» WRITTEN INSTRUCTION A:
Answer these questions about the journal entry on Anansi Boys, one per line and marked (i), (ii), (iii):
(i) What was the writer doing on the library website when he noticed the new Neil Gaiman book?
(ii) According to the blurbs, whose children does the story concern?
(iii) What subjects are the two planned sequels to Deaths Worse than Fate meant to cover?
» WRITTEN INSTRUCTION B: Carry the journal entry on Anansi Boys forward from its final sentence, keeping the writer's voice.

» SOURCE EXTRACT:
━━━

Thomm Quackenbush, author

09.03.05 11:30 p.m.

He who makes a beast of himself gets rid of the pain on being a man.  

-Dr. Johnson

 



Previously in Xenology: Xen set himself to writing a novel. Dives Dives strived to be melodic. Xen got his Masters in Secondary Education because he is poor at making life choices.

Anansi Boys

This morning, while ordering books for Emily through the library website, I noticed that Neil Gaiman had a new book out. There was the precognitive lurch in my stomach which means that doing any further research is going to reveal unpleasant information. Nonetheless, I am a glutton for punishment through information and I did the research. The blurbs speak of the story of the African Spider gods' children. I shifted in my seat, just grateful that it doesn't talk about Shane falling out of reality. Still, it sounds bloody identical to my character Wick, as that is precisely his background and as I had ever intention of using him more in further books. Now I will forebear for fear of being seen as an imitative hack. Are there really so few ideas floating in the ether that I happened to create a character that is now starring in the newest Neil Gaiman book?
Spyderwick's dad  
"I am an arachnid, yet even I think this is odd."

Understand, please, that I am not ridiculously claiming that Neil Gaiman ripped me off. If he was even aware that I existed, I would be pleasantly shocked. He is more that creative and imaginative enough on his own to independently have created this character and, certainly, people are going to ascribe it entirely to him. Wyck will be seen as a pale replica of Fat Charlie, as I believe Gaiman has named him. Gaiman is the better and more famous writer. I am just some internet blip on two-hundred people's radar a day at best. Right now, ten times that many people are buying something Gaiman wrote. As long as he does not venture into vampire and aliens, the subject of the two planned sequels to Deaths Worse than Fate, I should be safe.

It is grating to be overshadowed so quickly, before I can even get around to finishing my book. I am trying not to let it dispirit me. In all likelihood, when Gaiman was writing, he happened upon other people who had already made use to very similar ideas to though of which he was making liberal use.

━━━

» DATASET ROWS:

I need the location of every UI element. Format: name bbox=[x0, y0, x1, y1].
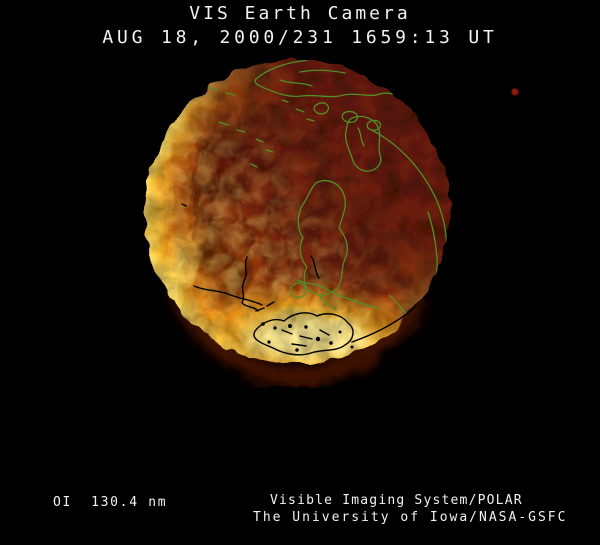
institution-credit: The University of Iowa/NASA-GSFC bbox=[253, 510, 568, 525]
image-title: VIS Earth Camera bbox=[189, 3, 411, 24]
instrument-credit: Visible Imaging System/POLAR bbox=[270, 493, 523, 508]
antarctic-islets bbox=[261, 322, 354, 352]
red-dot-artifact bbox=[511, 88, 519, 96]
wavelength-label: OI 130.4 nm bbox=[53, 495, 168, 510]
limb-speckle-halo bbox=[169, 290, 429, 389]
image-timestamp: AUG 18, 2000/231 1659:13 UT bbox=[102, 27, 498, 48]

━━━

» TASK RESPONSE A:
(i) Ordering books for Emily.
(ii) The children of the African Spider gods.
(iii) Vampires and aliens.

» TASK RESPONSE B:
For those few of you who read both Xenology and Deaths Worse Than Fate, you should understand that I am making progress and finding my way uncertainly toward the inevitable conclusion (this really means nothing; there are at least two more books in this series with will likely multiply once I start writing them). I feel, as I always do, that the story is only somewhat in my hands. For the most part, inspiration honestly comes from something beyond me and leads me to the strings I must weave into the story.

When I was on vacation in Lake George, I spotted a peculiar pendant lying with various other bits of most discernable silver jewelry. I asked the woman at the counter how much it would be and she insisted I should buy it now for seven dollars before her boss returned. I didn't care for the sales pitch either way, though I felt she was probably being honest. Emily forked over the requisite cash and asked why I felt I needed it.

I considered this, twirling it in my hands and trying to find a chain on which it would fit. "I don't really know; it just needed to be rescued."

We walked along the shore until it suddenly hit me what the pendant was and how perfectly odd it was that I felt drawn to it without knowing its purpose. For the sake of not spoiling any surprises for those reading my novel, I will not outright tell you what the pendant represented. It is rather a crucial plot point that plays heavily with Shane's fate and is not the sort of thing one just tends to happen upon. It was not a spider, though, which would be a rather simple thing to discover in any store.

I have taken to wearing the pendant constantly as a reminder of the story before me, the metaphorical string around my finger.

Interesting Times Twelve

My life seems to be taking one of those dramatic turns that I like so very little.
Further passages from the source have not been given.